Instructions to follow: Retype everything in the listing, leaving each line exactly as it is.

*-*-*

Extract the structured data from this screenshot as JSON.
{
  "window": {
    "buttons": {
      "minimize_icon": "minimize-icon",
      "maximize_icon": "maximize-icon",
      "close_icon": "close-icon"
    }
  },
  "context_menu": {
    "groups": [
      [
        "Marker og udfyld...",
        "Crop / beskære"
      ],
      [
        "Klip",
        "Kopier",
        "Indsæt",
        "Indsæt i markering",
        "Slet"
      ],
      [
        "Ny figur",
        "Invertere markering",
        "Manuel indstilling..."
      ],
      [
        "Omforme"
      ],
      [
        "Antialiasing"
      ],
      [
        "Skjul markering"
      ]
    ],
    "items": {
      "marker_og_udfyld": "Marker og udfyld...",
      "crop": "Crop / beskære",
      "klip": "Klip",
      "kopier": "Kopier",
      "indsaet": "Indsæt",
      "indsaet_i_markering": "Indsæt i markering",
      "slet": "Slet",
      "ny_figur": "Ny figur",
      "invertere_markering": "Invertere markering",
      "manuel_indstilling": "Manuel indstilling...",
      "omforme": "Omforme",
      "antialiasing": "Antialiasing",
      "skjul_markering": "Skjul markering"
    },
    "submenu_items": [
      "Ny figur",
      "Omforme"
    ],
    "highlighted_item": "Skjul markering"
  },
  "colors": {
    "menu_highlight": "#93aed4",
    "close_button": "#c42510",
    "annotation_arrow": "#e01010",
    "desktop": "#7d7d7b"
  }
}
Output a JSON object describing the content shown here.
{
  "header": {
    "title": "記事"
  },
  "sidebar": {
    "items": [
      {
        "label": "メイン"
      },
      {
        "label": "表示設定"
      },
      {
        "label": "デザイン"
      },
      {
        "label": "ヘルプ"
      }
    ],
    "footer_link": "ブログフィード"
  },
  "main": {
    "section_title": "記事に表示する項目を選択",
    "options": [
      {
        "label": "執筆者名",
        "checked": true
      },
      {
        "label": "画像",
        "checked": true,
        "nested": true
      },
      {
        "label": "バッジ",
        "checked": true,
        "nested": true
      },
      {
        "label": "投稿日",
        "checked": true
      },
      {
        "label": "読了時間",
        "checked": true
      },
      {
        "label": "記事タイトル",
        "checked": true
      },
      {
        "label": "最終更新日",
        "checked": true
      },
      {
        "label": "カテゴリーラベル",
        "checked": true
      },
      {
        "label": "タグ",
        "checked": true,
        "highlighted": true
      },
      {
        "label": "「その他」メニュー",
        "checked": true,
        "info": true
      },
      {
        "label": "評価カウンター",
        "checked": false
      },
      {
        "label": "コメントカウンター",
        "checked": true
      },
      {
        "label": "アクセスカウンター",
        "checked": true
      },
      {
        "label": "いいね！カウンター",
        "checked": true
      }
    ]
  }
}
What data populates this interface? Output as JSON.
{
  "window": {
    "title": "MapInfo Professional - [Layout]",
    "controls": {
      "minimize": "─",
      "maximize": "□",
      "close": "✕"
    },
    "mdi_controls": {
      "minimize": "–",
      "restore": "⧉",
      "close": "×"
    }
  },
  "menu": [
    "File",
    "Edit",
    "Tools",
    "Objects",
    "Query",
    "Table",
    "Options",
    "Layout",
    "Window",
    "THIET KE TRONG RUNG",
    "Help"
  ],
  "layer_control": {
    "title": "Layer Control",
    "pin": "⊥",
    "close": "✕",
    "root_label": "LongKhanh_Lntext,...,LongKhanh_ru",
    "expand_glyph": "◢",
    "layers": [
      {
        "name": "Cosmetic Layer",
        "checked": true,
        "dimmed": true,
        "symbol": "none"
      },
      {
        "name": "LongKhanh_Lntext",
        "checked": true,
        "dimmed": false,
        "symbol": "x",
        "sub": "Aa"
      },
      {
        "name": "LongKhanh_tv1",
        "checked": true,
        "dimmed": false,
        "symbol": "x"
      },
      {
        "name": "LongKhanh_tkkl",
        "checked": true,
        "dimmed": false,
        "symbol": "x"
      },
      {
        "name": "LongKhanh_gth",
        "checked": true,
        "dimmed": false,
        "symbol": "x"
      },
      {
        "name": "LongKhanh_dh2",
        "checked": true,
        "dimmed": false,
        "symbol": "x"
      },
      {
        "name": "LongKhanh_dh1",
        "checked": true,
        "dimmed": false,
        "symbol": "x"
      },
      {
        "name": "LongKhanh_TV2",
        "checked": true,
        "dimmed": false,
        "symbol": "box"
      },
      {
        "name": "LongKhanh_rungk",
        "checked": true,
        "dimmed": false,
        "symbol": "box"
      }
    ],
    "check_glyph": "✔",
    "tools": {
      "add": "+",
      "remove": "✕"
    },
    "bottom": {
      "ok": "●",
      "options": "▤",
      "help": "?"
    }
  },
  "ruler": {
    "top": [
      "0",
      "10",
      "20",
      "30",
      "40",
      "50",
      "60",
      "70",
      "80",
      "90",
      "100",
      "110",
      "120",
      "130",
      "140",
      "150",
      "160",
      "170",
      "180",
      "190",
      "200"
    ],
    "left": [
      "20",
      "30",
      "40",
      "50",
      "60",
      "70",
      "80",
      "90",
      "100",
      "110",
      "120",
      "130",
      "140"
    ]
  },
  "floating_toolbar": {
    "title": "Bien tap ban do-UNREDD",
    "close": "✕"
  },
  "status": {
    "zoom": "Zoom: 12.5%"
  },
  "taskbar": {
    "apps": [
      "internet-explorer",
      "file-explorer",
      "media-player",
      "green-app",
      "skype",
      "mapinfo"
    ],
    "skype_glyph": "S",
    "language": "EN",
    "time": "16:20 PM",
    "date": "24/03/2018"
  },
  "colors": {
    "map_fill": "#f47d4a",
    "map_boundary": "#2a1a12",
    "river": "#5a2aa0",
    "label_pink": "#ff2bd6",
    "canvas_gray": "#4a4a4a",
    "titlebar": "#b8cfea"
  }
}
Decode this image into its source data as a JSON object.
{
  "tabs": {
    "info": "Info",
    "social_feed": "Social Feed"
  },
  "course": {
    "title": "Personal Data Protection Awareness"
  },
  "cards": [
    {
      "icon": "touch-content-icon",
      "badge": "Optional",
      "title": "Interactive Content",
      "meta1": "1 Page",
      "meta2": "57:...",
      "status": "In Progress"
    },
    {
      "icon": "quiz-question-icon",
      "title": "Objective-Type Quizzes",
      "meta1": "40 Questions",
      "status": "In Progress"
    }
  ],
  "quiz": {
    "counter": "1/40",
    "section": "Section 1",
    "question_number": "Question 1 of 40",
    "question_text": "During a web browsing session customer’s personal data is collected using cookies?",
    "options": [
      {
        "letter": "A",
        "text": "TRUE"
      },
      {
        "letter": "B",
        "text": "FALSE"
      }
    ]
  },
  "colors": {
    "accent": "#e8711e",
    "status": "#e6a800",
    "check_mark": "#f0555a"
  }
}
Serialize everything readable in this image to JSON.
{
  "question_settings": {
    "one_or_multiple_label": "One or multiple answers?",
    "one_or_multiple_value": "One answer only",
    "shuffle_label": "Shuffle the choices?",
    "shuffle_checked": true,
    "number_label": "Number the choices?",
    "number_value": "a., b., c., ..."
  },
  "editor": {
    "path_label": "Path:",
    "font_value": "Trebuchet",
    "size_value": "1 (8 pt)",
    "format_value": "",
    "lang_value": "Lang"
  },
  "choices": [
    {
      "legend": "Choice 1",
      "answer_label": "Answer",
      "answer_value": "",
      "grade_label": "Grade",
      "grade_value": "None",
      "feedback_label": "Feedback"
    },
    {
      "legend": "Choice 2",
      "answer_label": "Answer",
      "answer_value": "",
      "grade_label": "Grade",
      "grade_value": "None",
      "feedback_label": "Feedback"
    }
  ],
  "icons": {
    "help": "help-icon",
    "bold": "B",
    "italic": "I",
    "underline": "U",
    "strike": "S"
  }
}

*-*-*

Written reply:
Extract the structured data from this screenshot as JSON.
{
  "window": {
    "buttons": {
      "minimize_icon": "minimize-icon",
      "maximize_icon": "maximize-icon",
      "close_icon": "close-icon"
    }
  },
  "context_menu": {
    "groups": [
      [
        "Marker og udfyld...",
        "Crop / beskære"
      ],
      [
        "Klip",
        "Kopier",
        "Indsæt",
        "Indsæt i markering",
        "Slet"
      ],
      [
        "Ny figur",
        "Invertere markering",
        "Manuel indstilling..."
      ],
      [
        "Omforme"
      ],
      [
        "Antialiasing"
      ],
      [
        "Skjul markering"
      ]
    ],
    "items": {
      "marker_og_udfyld": "Marker og udfyld...",
      "crop": "Crop / beskære",
      "klip": "Klip",
      "kopier": "Kopier",
      "indsaet": "Indsæt",
      "indsaet_i_markering": "Indsæt i markering",
      "slet": "Slet",
      "ny_figur": "Ny figur",
      "invertere_markering": "Invertere markering",
      "manuel_indstilling": "Manuel indstilling...",
      "omforme": "Omforme",
      "antialiasing": "Antialiasing",
      "skjul_markering": "Skjul markering"
    },
    "submenu_items": [
      "Ny figur",
      "Omforme"
    ],
    "highlighted_item": "Skjul markering"
  },
  "colors": {
    "menu_highlight": "#93aed4",
    "close_button": "#c42510",
    "annotation_arrow": "#e01010",
    "desktop": "#7d7d7b"
  }
}
Output a JSON object describing the content shown here.
{
  "header": {
    "title": "記事"
  },
  "sidebar": {
    "items": [
      {
        "label": "メイン"
      },
      {
        "label": "表示設定"
      },
      {
        "label": "デザイン"
      },
      {
        "label": "ヘルプ"
      }
    ],
    "footer_link": "ブログフィード"
  },
  "main": {
    "section_title": "記事に表示する項目を選択",
    "options": [
      {
        "label": "執筆者名",
        "checked": true
      },
      {
        "label": "画像",
        "checked": true,
        "nested": true
      },
      {
        "label": "バッジ",
        "checked": true,
        "nested": true
      },
      {
        "label": "投稿日",
        "checked": true
      },
      {
        "label": "読了時間",
        "checked": true
      },
      {
        "label": "記事タイトル",
        "checked": true
      },
      {
        "label": "最終更新日",
        "checked": true
      },
      {
        "label": "カテゴリーラベル",
        "checked": true
      },
      {
        "label": "タグ",
        "checked": true,
        "highlighted": true
      },
      {
        "label": "「その他」メニュー",
        "checked": true,
        "info": true
      },
      {
        "label": "評価カウンター",
        "checked": false
      },
      {
        "label": "コメントカウンター",
        "checked": true
      },
      {
        "label": "アクセスカウンター",
        "checked": true
      },
      {
        "label": "いいね！カウンター",
        "checked": true
      }
    ]
  }
}
What data populates this interface? Output as JSON.
{
  "window": {
    "title": "MapInfo Professional - [Layout]",
    "controls": {
      "minimize": "─",
      "maximize": "□",
      "close": "✕"
    },
    "mdi_controls": {
      "minimize": "–",
      "restore": "⧉",
      "close": "×"
    }
  },
  "menu": [
    "File",
    "Edit",
    "Tools",
    "Objects",
    "Query",
    "Table",
    "Options",
    "Layout",
    "Window",
    "THIET KE TRONG RUNG",
    "Help"
  ],
  "layer_control": {
    "title": "Layer Control",
    "pin": "⊥",
    "close": "✕",
    "root_label": "LongKhanh_Lntext,...,LongKhanh_ru",
    "expand_glyph": "◢",
    "layers": [
      {
        "name": "Cosmetic Layer",
        "checked": true,
        "dimmed": true,
        "symbol": "none"
      },
      {
        "name": "LongKhanh_Lntext",
        "checked": true,
        "dimmed": false,
        "symbol": "x",
        "sub": "Aa"
      },
      {
        "name": "LongKhanh_tv1",
        "checked": true,
        "dimmed": false,
        "symbol": "x"
      },
      {
        "name": "LongKhanh_tkkl",
        "checked": true,
        "dimmed": false,
        "symbol": "x"
      },
      {
        "name": "LongKhanh_gth",
        "checked": true,
        "dimmed": false,
        "symbol": "x"
      },
      {
        "name": "LongKhanh_dh2",
        "checked": true,
        "dimmed": false,
        "symbol": "x"
      },
      {
        "name": "LongKhanh_dh1",
        "checked": true,
        "dimmed": false,
        "symbol": "x"
      },
      {
        "name": "LongKhanh_TV2",
        "checked": true,
        "dimmed": false,
        "symbol": "box"
      },
      {
        "name": "LongKhanh_rungk",
        "checked": true,
        "dimmed": false,
        "symbol": "box"
      }
    ],
    "check_glyph": "✔",
    "tools": {
      "add": "+",
      "remove": "✕"
    },
    "bottom": {
      "ok": "●",
      "options": "▤",
      "help": "?"
    }
  },
  "ruler": {
    "top": [
      "0",
      "10",
      "20",
      "30",
      "40",
      "50",
      "60",
      "70",
      "80",
      "90",
      "100",
      "110",
      "120",
      "130",
      "140",
      "150",
      "160",
      "170",
      "180",
      "190",
      "200"
    ],
    "left": [
      "20",
      "30",
      "40",
      "50",
      "60",
      "70",
      "80",
      "90",
      "100",
      "110",
      "120",
      "130",
      "140"
    ]
  },
  "floating_toolbar": {
    "title": "Bien tap ban do-UNREDD",
    "close": "✕"
  },
  "status": {
    "zoom": "Zoom: 12.5%"
  },
  "taskbar": {
    "apps": [
      "internet-explorer",
      "file-explorer",
      "media-player",
      "green-app",
      "skype",
      "mapinfo"
    ],
    "skype_glyph": "S",
    "language": "EN",
    "time": "16:20 PM",
    "date": "24/03/2018"
  },
  "colors": {
    "map_fill": "#f47d4a",
    "map_boundary": "#2a1a12",
    "river": "#5a2aa0",
    "label_pink": "#ff2bd6",
    "canvas_gray": "#4a4a4a",
    "titlebar": "#b8cfea"
  }
}
Decode this image into its source data as a JSON object.
{
  "tabs": {
    "info": "Info",
    "social_feed": "Social Feed"
  },
  "course": {
    "title": "Personal Data Protection Awareness"
  },
  "cards": [
    {
      "icon": "touch-content-icon",
      "badge": "Optional",
      "title": "Interactive Content",
      "meta1": "1 Page",
      "meta2": "57:...",
      "status": "In Progress"
    },
    {
      "icon": "quiz-question-icon",
      "title": "Objective-Type Quizzes",
      "meta1": "40 Questions",
      "status": "In Progress"
    }
  ],
  "quiz": {
    "counter": "1/40",
    "section": "Section 1",
    "question_number": "Question 1 of 40",
    "question_text": "During a web browsing session customer’s personal data is collected using cookies?",
    "options": [
      {
        "letter": "A",
        "text": "TRUE"
      },
      {
        "letter": "B",
        "text": "FALSE"
      }
    ]
  },
  "colors": {
    "accent": "#e8711e",
    "status": "#e6a800",
    "check_mark": "#f0555a"
  }
}
Serialize everything readable in this image to JSON.
{
  "question_settings": {
    "one_or_multiple_label": "One or multiple answers?",
    "one_or_multiple_value": "One answer only",
    "shuffle_label": "Shuffle the choices?",
    "shuffle_checked": true,
    "number_label": "Number the choices?",
    "number_value": "a., b., c., ..."
  },
  "editor": {
    "path_label": "Path:",
    "font_value": "Trebuchet",
    "size_value": "1 (8 pt)",
    "format_value": "",
    "lang_value": "Lang"
  },
  "choices": [
    {
      "legend": "Choice 1",
      "answer_label": "Answer",
      "answer_value": "",
      "grade_label": "Grade",
      "grade_value": "None",
      "feedback_label": "Feedback"
    },
    {
      "legend": "Choice 2",
      "answer_label": "Answer",
      "answer_value": "",
      "grade_label": "Grade",
      "grade_value": "None",
      "feedback_label": "Feedback"
    }
  ],
  "icons": {
    "help": "help-icon",
    "bold": "B",
    "italic": "I",
    "underline": "U",
    "strike": "S"
  }
}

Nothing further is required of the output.